* [THE TASK]:
Copy each record exactly as it reads, leaving out any pictures it holds.

[Extracted records]
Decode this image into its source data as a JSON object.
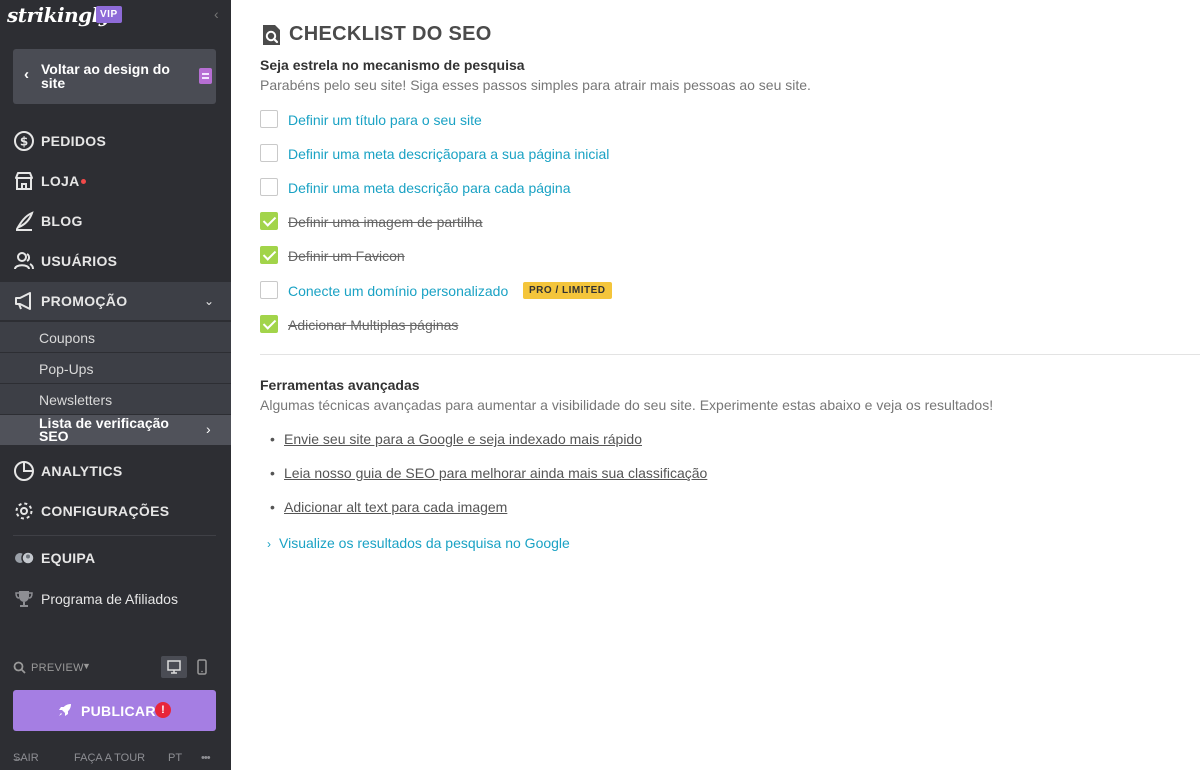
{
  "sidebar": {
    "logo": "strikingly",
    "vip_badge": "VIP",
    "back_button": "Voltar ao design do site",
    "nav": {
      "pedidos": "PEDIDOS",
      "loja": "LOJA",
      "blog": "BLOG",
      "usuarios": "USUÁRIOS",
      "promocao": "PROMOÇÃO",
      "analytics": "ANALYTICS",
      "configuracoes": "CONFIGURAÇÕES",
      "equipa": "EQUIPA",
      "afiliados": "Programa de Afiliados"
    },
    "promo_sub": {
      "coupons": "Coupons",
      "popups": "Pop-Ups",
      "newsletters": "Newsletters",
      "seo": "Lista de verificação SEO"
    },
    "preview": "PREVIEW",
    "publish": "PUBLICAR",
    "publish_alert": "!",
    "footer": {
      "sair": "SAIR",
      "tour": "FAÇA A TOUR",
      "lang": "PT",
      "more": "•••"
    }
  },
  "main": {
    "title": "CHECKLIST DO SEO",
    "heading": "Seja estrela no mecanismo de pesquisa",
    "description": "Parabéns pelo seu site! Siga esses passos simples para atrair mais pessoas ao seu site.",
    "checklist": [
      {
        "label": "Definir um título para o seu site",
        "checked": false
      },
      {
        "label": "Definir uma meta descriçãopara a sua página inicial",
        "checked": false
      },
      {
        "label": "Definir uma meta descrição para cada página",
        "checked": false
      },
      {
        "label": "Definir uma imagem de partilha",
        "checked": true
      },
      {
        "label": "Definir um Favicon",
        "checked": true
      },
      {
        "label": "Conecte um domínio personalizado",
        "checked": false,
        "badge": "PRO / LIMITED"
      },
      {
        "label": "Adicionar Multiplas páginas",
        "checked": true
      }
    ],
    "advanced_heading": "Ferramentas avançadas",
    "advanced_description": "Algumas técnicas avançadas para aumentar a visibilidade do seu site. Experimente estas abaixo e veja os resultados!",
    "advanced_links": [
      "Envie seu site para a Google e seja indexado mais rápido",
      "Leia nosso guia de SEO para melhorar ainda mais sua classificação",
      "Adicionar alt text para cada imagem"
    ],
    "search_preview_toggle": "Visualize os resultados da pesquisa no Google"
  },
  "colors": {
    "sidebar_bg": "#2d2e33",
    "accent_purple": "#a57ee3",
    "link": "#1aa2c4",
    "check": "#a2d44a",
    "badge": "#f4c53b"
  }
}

* [FINAL RESULT]:
Decode this image into its source data as a JSON object.
{
  "sidebar": {
    "logo": "strikingly",
    "vip_badge": "VIP",
    "back_button": "Voltar ao design do site",
    "nav": {
      "pedidos": "PEDIDOS",
      "loja": "LOJA",
      "blog": "BLOG",
      "usuarios": "USUÁRIOS",
      "promocao": "PROMOÇÃO",
      "analytics": "ANALYTICS",
      "configuracoes": "CONFIGURAÇÕES",
      "equipa": "EQUIPA",
      "afiliados": "Programa de Afiliados"
    },
    "promo_sub": {
      "coupons": "Coupons",
      "popups": "Pop-Ups",
      "newsletters": "Newsletters",
      "seo": "Lista de verificação SEO"
    },
    "preview": "PREVIEW",
    "publish": "PUBLICAR",
    "publish_alert": "!",
    "footer": {
      "sair": "SAIR",
      "tour": "FAÇA A TOUR",
      "lang": "PT",
      "more": "•••"
    }
  },
  "main": {
    "title": "CHECKLIST DO SEO",
    "heading": "Seja estrela no mecanismo de pesquisa",
    "description": "Parabéns pelo seu site! Siga esses passos simples para atrair mais pessoas ao seu site.",
    "checklist": [
      {
        "label": "Definir um título para o seu site",
        "checked": false
      },
      {
        "label": "Definir uma meta descriçãopara a sua página inicial",
        "checked": false
      },
      {
        "label": "Definir uma meta descrição para cada página",
        "checked": false
      },
      {
        "label": "Definir uma imagem de partilha",
        "checked": true
      },
      {
        "label": "Definir um Favicon",
        "checked": true
      },
      {
        "label": "Conecte um domínio personalizado",
        "checked": false,
        "badge": "PRO / LIMITED"
      },
      {
        "label": "Adicionar Multiplas páginas",
        "checked": true
      }
    ],
    "advanced_heading": "Ferramentas avançadas",
    "advanced_description": "Algumas técnicas avançadas para aumentar a visibilidade do seu site. Experimente estas abaixo e veja os resultados!",
    "advanced_links": [
      "Envie seu site para a Google e seja indexado mais rápido",
      "Leia nosso guia de SEO para melhorar ainda mais sua classificação",
      "Adicionar alt text para cada imagem"
    ],
    "search_preview_toggle": "Visualize os resultados da pesquisa no Google"
  },
  "colors": {
    "sidebar_bg": "#2d2e33",
    "accent_purple": "#a57ee3",
    "link": "#1aa2c4",
    "check": "#a2d44a",
    "badge": "#f4c53b"
  }
}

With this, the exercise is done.